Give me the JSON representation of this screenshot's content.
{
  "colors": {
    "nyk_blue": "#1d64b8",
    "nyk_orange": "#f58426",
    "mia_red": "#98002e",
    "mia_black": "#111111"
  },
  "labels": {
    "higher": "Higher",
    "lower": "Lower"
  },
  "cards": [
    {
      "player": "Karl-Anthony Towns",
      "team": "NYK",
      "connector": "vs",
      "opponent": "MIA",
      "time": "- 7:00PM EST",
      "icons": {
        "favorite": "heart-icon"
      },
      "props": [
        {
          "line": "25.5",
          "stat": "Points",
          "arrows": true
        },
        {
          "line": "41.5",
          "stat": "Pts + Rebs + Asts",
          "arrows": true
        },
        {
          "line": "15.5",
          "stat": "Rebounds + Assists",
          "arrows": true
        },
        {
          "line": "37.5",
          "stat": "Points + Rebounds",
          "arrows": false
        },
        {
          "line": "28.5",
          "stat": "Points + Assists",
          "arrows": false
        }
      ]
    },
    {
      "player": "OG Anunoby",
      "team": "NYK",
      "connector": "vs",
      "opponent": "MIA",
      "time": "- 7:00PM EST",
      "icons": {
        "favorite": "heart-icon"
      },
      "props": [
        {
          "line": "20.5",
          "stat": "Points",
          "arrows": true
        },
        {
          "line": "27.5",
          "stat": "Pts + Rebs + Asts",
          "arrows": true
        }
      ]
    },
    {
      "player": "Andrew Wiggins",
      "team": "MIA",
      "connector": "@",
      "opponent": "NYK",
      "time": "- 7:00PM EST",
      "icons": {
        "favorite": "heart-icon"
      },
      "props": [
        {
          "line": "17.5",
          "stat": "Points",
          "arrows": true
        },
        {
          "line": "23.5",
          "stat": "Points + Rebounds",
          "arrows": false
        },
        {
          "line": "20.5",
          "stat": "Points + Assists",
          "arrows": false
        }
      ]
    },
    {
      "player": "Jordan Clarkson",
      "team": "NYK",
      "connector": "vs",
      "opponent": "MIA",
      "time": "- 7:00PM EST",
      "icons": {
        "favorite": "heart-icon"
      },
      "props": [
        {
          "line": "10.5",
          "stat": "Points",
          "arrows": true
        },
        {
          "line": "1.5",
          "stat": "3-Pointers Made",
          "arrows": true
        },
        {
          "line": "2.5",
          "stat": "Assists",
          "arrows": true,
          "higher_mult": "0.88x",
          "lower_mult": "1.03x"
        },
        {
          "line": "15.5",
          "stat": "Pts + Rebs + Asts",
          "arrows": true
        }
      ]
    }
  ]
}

______________________________

#### The task:
Extract the data in full. Keep it word for word.

#### Written reply:
Give me the JSON representation of this screenshot's content.
{
  "colors": {
    "nyk_blue": "#1d64b8",
    "nyk_orange": "#f58426",
    "mia_red": "#98002e",
    "mia_black": "#111111"
  },
  "labels": {
    "higher": "Higher",
    "lower": "Lower"
  },
  "cards": [
    {
      "player": "Karl-Anthony Towns",
      "team": "NYK",
      "connector": "vs",
      "opponent": "MIA",
      "time": "- 7:00PM EST",
      "icons": {
        "favorite": "heart-icon"
      },
      "props": [
        {
          "line": "25.5",
          "stat": "Points",
          "arrows": true
        },
        {
          "line": "41.5",
          "stat": "Pts + Rebs + Asts",
          "arrows": true
        },
        {
          "line": "15.5",
          "stat": "Rebounds + Assists",
          "arrows": true
        },
        {
          "line": "37.5",
          "stat": "Points + Rebounds",
          "arrows": false
        },
        {
          "line": "28.5",
          "stat": "Points + Assists",
          "arrows": false
        }
      ]
    },
    {
      "player": "OG Anunoby",
      "team": "NYK",
      "connector": "vs",
      "opponent": "MIA",
      "time": "- 7:00PM EST",
      "icons": {
        "favorite": "heart-icon"
      },
      "props": [
        {
          "line": "20.5",
          "stat": "Points",
          "arrows": true
        },
        {
          "line": "27.5",
          "stat": "Pts + Rebs + Asts",
          "arrows": true
        }
      ]
    },
    {
      "player": "Andrew Wiggins",
      "team": "MIA",
      "connector": "@",
      "opponent": "NYK",
      "time": "- 7:00PM EST",
      "icons": {
        "favorite": "heart-icon"
      },
      "props": [
        {
          "line": "17.5",
          "stat": "Points",
          "arrows": true
        },
        {
          "line": "23.5",
          "stat": "Points + Rebounds",
          "arrows": false
        },
        {
          "line": "20.5",
          "stat": "Points + Assists",
          "arrows": false
        }
      ]
    },
    {
      "player": "Jordan Clarkson",
      "team": "NYK",
      "connector": "vs",
      "opponent": "MIA",
      "time": "- 7:00PM EST",
      "icons": {
        "favorite": "heart-icon"
      },
      "props": [
        {
          "line": "10.5",
          "stat": "Points",
          "arrows": true
        },
        {
          "line": "1.5",
          "stat": "3-Pointers Made",
          "arrows": true
        },
        {
          "line": "2.5",
          "stat": "Assists",
          "arrows": true,
          "higher_mult": "0.88x",
          "lower_mult": "1.03x"
        },
        {
          "line": "15.5",
          "stat": "Pts + Rebs + Asts",
          "arrows": true
        }
      ]
    }
  ]
}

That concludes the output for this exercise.